Problem to solve
Leave out the pictures and copy every record exactly.

(Figure contents as structured data)
···

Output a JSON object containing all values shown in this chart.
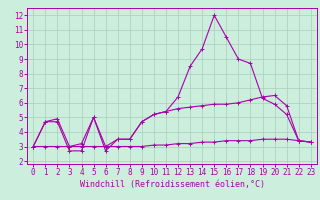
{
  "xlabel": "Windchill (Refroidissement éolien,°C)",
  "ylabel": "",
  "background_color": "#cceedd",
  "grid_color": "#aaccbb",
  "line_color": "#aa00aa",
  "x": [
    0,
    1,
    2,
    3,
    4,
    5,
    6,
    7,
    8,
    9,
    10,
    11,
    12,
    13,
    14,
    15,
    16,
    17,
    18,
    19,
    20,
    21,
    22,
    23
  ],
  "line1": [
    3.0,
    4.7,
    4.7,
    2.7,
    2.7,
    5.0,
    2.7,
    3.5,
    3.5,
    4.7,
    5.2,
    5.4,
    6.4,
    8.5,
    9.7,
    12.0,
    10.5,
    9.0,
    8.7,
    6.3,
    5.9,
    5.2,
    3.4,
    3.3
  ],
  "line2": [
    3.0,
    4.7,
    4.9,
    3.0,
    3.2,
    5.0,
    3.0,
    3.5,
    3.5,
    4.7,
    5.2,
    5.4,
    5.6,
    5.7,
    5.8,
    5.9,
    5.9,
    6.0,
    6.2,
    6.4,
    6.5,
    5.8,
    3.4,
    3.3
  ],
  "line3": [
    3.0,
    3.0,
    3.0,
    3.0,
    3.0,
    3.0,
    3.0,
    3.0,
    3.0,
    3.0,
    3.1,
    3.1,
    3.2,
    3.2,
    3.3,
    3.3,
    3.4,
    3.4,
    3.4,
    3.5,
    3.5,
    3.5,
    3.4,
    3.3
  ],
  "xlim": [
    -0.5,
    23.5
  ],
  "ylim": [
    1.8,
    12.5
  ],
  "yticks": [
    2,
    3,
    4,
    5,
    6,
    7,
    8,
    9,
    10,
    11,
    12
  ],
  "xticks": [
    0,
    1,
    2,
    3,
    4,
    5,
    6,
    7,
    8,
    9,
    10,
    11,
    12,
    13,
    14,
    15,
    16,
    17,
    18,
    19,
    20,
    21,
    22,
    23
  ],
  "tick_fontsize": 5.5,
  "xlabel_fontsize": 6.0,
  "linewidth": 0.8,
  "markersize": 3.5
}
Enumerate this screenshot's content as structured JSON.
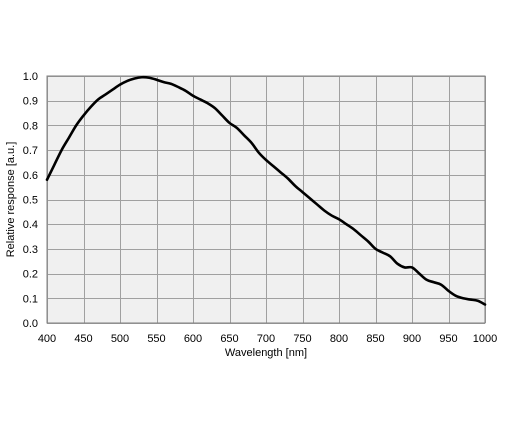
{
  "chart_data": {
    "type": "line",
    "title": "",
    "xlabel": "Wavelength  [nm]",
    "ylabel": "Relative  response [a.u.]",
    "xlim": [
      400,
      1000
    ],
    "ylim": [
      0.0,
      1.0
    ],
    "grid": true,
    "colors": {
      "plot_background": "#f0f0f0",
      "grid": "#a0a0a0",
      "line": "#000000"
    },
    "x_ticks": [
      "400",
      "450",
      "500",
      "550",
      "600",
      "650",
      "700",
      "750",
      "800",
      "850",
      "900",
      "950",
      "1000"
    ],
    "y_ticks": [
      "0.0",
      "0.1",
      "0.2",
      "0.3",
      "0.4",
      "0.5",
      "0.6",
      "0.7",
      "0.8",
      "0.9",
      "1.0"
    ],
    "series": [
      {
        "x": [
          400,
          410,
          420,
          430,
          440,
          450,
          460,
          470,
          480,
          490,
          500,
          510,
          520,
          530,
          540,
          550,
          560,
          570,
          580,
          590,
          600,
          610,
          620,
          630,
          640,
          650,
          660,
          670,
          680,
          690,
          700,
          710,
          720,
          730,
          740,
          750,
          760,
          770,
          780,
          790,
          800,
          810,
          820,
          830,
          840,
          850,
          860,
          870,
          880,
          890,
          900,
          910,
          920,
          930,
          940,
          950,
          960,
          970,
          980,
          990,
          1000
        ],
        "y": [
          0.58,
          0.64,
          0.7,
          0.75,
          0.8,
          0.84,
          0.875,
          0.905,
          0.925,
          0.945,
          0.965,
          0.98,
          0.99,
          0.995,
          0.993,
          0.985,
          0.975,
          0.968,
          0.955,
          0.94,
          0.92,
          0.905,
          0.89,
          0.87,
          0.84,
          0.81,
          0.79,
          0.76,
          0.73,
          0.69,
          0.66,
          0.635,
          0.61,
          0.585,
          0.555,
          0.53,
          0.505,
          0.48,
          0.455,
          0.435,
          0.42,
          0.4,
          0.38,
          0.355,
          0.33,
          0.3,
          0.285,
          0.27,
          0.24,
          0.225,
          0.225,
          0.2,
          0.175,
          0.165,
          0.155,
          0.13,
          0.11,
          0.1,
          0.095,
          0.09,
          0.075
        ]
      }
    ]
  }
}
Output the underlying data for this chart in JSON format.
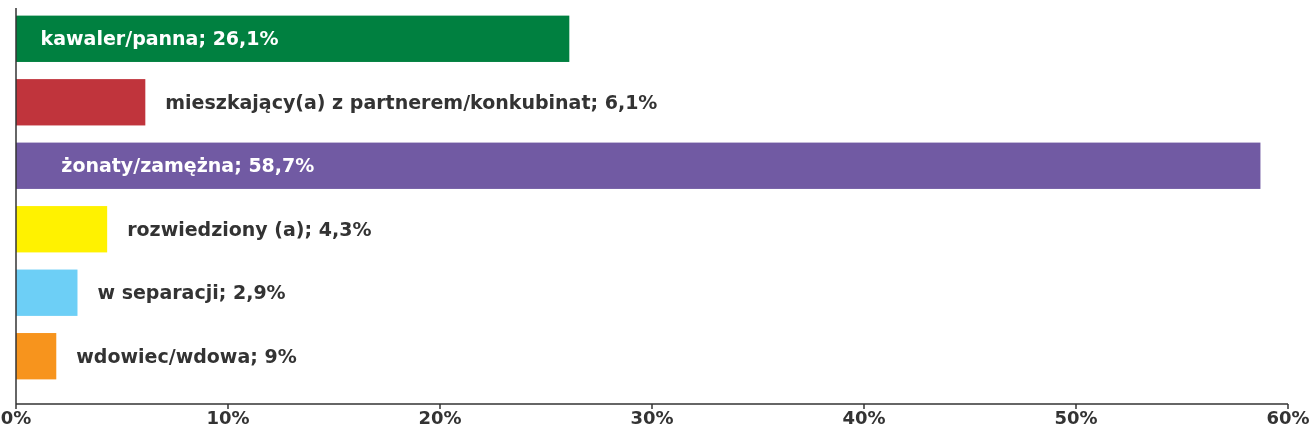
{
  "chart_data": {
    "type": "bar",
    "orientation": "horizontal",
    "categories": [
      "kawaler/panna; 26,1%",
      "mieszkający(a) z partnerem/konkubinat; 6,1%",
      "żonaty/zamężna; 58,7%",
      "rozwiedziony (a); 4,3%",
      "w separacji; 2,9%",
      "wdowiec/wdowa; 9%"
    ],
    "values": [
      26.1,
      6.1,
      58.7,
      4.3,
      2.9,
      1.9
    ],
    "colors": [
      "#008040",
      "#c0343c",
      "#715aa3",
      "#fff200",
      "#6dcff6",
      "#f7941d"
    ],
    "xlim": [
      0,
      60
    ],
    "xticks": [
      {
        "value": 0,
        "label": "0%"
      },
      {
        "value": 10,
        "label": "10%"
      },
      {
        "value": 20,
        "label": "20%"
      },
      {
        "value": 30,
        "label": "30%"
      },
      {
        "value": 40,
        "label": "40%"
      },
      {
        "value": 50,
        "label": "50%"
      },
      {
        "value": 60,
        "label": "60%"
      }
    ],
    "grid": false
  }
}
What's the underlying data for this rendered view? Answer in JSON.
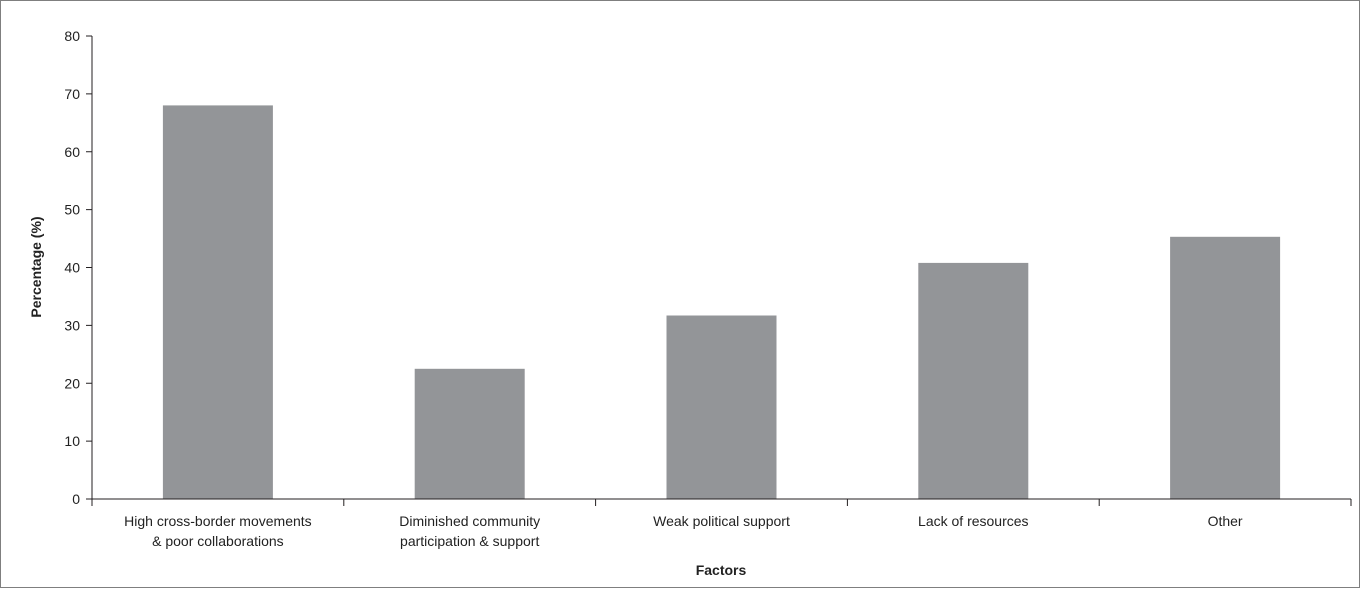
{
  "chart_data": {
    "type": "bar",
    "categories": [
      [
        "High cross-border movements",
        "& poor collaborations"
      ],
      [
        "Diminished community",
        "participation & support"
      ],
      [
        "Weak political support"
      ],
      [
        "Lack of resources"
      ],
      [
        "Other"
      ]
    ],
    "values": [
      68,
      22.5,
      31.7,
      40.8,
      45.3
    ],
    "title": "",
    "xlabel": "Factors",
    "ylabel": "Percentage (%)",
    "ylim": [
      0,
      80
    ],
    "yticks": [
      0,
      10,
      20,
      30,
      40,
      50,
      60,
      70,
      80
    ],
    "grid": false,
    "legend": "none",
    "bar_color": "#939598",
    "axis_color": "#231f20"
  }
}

···

Full response
Output a JSON object containing all values shown in this chart.
{
  "xlabel": "Windchill (Refroidissement éolien,°C)",
  "ylabel": "",
  "background_color": "#cceedd",
  "grid_color": "#aaccbb",
  "line_color": "#aa00aa",
  "x": [
    0,
    1,
    2,
    3,
    4,
    5,
    6,
    7,
    8,
    9,
    10,
    11,
    12,
    13,
    14,
    15,
    16,
    17,
    18,
    19,
    20,
    21,
    22,
    23
  ],
  "line1": [
    3.0,
    4.7,
    4.7,
    2.7,
    2.7,
    5.0,
    2.7,
    3.5,
    3.5,
    4.7,
    5.2,
    5.4,
    6.4,
    8.5,
    9.7,
    12.0,
    10.5,
    9.0,
    8.7,
    6.3,
    5.9,
    5.2,
    3.4,
    3.3
  ],
  "line2": [
    3.0,
    4.7,
    4.9,
    3.0,
    3.2,
    5.0,
    3.0,
    3.5,
    3.5,
    4.7,
    5.2,
    5.4,
    5.6,
    5.7,
    5.8,
    5.9,
    5.9,
    6.0,
    6.2,
    6.4,
    6.5,
    5.8,
    3.4,
    3.3
  ],
  "line3": [
    3.0,
    3.0,
    3.0,
    3.0,
    3.0,
    3.0,
    3.0,
    3.0,
    3.0,
    3.0,
    3.1,
    3.1,
    3.2,
    3.2,
    3.3,
    3.3,
    3.4,
    3.4,
    3.4,
    3.5,
    3.5,
    3.5,
    3.4,
    3.3
  ],
  "xlim": [
    -0.5,
    23.5
  ],
  "ylim": [
    1.8,
    12.5
  ],
  "yticks": [
    2,
    3,
    4,
    5,
    6,
    7,
    8,
    9,
    10,
    11,
    12
  ],
  "xticks": [
    0,
    1,
    2,
    3,
    4,
    5,
    6,
    7,
    8,
    9,
    10,
    11,
    12,
    13,
    14,
    15,
    16,
    17,
    18,
    19,
    20,
    21,
    22,
    23
  ],
  "tick_fontsize": 5.5,
  "xlabel_fontsize": 6.0,
  "linewidth": 0.8,
  "markersize": 3.5
}
Enumerate this screenshot's content as structured JSON.
{
  "chart_data": {
    "type": "line",
    "title": "",
    "xlabel": "Wavelength  [nm]",
    "ylabel": "Relative  response [a.u.]",
    "xlim": [
      400,
      1000
    ],
    "ylim": [
      0.0,
      1.0
    ],
    "grid": true,
    "colors": {
      "plot_background": "#f0f0f0",
      "grid": "#a0a0a0",
      "line": "#000000"
    },
    "x_ticks": [
      "400",
      "450",
      "500",
      "550",
      "600",
      "650",
      "700",
      "750",
      "800",
      "850",
      "900",
      "950",
      "1000"
    ],
    "y_ticks": [
      "0.0",
      "0.1",
      "0.2",
      "0.3",
      "0.4",
      "0.5",
      "0.6",
      "0.7",
      "0.8",
      "0.9",
      "1.0"
    ],
    "series": [
      {
        "x": [
          400,
          410,
          420,
          430,
          440,
          450,
          460,
          470,
          480,
          490,
          500,
          510,
          520,
          530,
          540,
          550,
          560,
          570,
          580,
          590,
          600,
          610,
          620,
          630,
          640,
          650,
          660,
          670,
          680,
          690,
          700,
          710,
          720,
          730,
          740,
          750,
          760,
          770,
          780,
          790,
          800,
          810,
          820,
          830,
          840,
          850,
          860,
          870,
          880,
          890,
          900,
          910,
          920,
          930,
          940,
          950,
          960,
          970,
          980,
          990,
          1000
        ],
        "y": [
          0.58,
          0.64,
          0.7,
          0.75,
          0.8,
          0.84,
          0.875,
          0.905,
          0.925,
          0.945,
          0.965,
          0.98,
          0.99,
          0.995,
          0.993,
          0.985,
          0.975,
          0.968,
          0.955,
          0.94,
          0.92,
          0.905,
          0.89,
          0.87,
          0.84,
          0.81,
          0.79,
          0.76,
          0.73,
          0.69,
          0.66,
          0.635,
          0.61,
          0.585,
          0.555,
          0.53,
          0.505,
          0.48,
          0.455,
          0.435,
          0.42,
          0.4,
          0.38,
          0.355,
          0.33,
          0.3,
          0.285,
          0.27,
          0.24,
          0.225,
          0.225,
          0.2,
          0.175,
          0.165,
          0.155,
          0.13,
          0.11,
          0.1,
          0.095,
          0.09,
          0.075
        ]
      }
    ]
  }
}
Output the underlying data for this chart in JSON format.
{
  "chart_data": {
    "type": "bar",
    "orientation": "horizontal",
    "categories": [
      "kawaler/panna; 26,1%",
      "mieszkający(a) z partnerem/konkubinat; 6,1%",
      "żonaty/zamężna; 58,7%",
      "rozwiedziony (a); 4,3%",
      "w separacji; 2,9%",
      "wdowiec/wdowa; 9%"
    ],
    "values": [
      26.1,
      6.1,
      58.7,
      4.3,
      2.9,
      1.9
    ],
    "colors": [
      "#008040",
      "#c0343c",
      "#715aa3",
      "#fff200",
      "#6dcff6",
      "#f7941d"
    ],
    "xlim": [
      0,
      60
    ],
    "xticks": [
      {
        "value": 0,
        "label": "0%"
      },
      {
        "value": 10,
        "label": "10%"
      },
      {
        "value": 20,
        "label": "20%"
      },
      {
        "value": 30,
        "label": "30%"
      },
      {
        "value": 40,
        "label": "40%"
      },
      {
        "value": 50,
        "label": "50%"
      },
      {
        "value": 60,
        "label": "60%"
      }
    ],
    "grid": false
  }
}
What's the underlying data for this rendered view? Answer in JSON.
{
  "chart_data": {
    "type": "bar",
    "categories": [
      [
        "High cross-border movements",
        "& poor collaborations"
      ],
      [
        "Diminished community",
        "participation & support"
      ],
      [
        "Weak political support"
      ],
      [
        "Lack of resources"
      ],
      [
        "Other"
      ]
    ],
    "values": [
      68,
      22.5,
      31.7,
      40.8,
      45.3
    ],
    "title": "",
    "xlabel": "Factors",
    "ylabel": "Percentage (%)",
    "ylim": [
      0,
      80
    ],
    "yticks": [
      0,
      10,
      20,
      30,
      40,
      50,
      60,
      70,
      80
    ],
    "grid": false,
    "legend": "none",
    "bar_color": "#939598",
    "axis_color": "#231f20"
  }
}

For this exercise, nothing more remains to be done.